## BRIEF
Extract the full set of records, then give each one again exactly.

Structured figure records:
▽

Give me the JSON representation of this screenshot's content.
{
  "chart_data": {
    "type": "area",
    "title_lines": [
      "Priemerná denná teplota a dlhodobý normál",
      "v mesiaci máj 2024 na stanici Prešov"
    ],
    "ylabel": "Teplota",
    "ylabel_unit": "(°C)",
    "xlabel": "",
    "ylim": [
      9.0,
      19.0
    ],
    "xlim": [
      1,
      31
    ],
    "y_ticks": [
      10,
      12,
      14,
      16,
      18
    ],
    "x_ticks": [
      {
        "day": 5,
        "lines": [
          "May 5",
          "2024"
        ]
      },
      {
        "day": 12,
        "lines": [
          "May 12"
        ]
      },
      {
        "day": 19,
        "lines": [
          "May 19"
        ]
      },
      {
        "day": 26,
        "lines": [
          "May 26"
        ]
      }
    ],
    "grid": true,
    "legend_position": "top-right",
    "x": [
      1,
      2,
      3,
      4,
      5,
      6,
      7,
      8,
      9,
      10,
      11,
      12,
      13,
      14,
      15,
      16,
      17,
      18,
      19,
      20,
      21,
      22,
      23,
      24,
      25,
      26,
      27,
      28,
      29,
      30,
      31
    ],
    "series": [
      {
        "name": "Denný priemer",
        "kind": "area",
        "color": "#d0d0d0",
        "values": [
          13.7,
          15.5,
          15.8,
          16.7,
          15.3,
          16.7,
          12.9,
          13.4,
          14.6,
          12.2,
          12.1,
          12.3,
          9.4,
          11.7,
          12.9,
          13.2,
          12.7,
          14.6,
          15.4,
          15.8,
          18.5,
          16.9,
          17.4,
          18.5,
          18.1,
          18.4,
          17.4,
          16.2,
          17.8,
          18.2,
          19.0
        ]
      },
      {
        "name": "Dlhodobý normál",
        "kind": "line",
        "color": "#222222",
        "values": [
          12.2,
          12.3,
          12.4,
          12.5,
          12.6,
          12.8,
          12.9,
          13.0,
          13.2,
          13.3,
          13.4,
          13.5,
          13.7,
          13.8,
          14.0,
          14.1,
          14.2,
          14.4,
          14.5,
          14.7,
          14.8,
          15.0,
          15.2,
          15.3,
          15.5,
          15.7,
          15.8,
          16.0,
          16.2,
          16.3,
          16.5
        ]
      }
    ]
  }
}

△

## EXERCISE RESPONSE
Give me the JSON representation of this screenshot's content.
{
  "chart_data": {
    "type": "area",
    "title_lines": [
      "Priemerná denná teplota a dlhodobý normál",
      "v mesiaci máj 2024 na stanici Prešov"
    ],
    "ylabel": "Teplota",
    "ylabel_unit": "(°C)",
    "xlabel": "",
    "ylim": [
      9.0,
      19.0
    ],
    "xlim": [
      1,
      31
    ],
    "y_ticks": [
      10,
      12,
      14,
      16,
      18
    ],
    "x_ticks": [
      {
        "day": 5,
        "lines": [
          "May 5",
          "2024"
        ]
      },
      {
        "day": 12,
        "lines": [
          "May 12"
        ]
      },
      {
        "day": 19,
        "lines": [
          "May 19"
        ]
      },
      {
        "day": 26,
        "lines": [
          "May 26"
        ]
      }
    ],
    "grid": true,
    "legend_position": "top-right",
    "x": [
      1,
      2,
      3,
      4,
      5,
      6,
      7,
      8,
      9,
      10,
      11,
      12,
      13,
      14,
      15,
      16,
      17,
      18,
      19,
      20,
      21,
      22,
      23,
      24,
      25,
      26,
      27,
      28,
      29,
      30,
      31
    ],
    "series": [
      {
        "name": "Denný priemer",
        "kind": "area",
        "color": "#d0d0d0",
        "values": [
          13.7,
          15.5,
          15.8,
          16.7,
          15.3,
          16.7,
          12.9,
          13.4,
          14.6,
          12.2,
          12.1,
          12.3,
          9.4,
          11.7,
          12.9,
          13.2,
          12.7,
          14.6,
          15.4,
          15.8,
          18.5,
          16.9,
          17.4,
          18.5,
          18.1,
          18.4,
          17.4,
          16.2,
          17.8,
          18.2,
          19.0
        ]
      },
      {
        "name": "Dlhodobý normál",
        "kind": "line",
        "color": "#222222",
        "values": [
          12.2,
          12.3,
          12.4,
          12.5,
          12.6,
          12.8,
          12.9,
          13.0,
          13.2,
          13.3,
          13.4,
          13.5,
          13.7,
          13.8,
          14.0,
          14.1,
          14.2,
          14.4,
          14.5,
          14.7,
          14.8,
          15.0,
          15.2,
          15.3,
          15.5,
          15.7,
          15.8,
          16.0,
          16.2,
          16.3,
          16.5
        ]
      }
    ]
  }
}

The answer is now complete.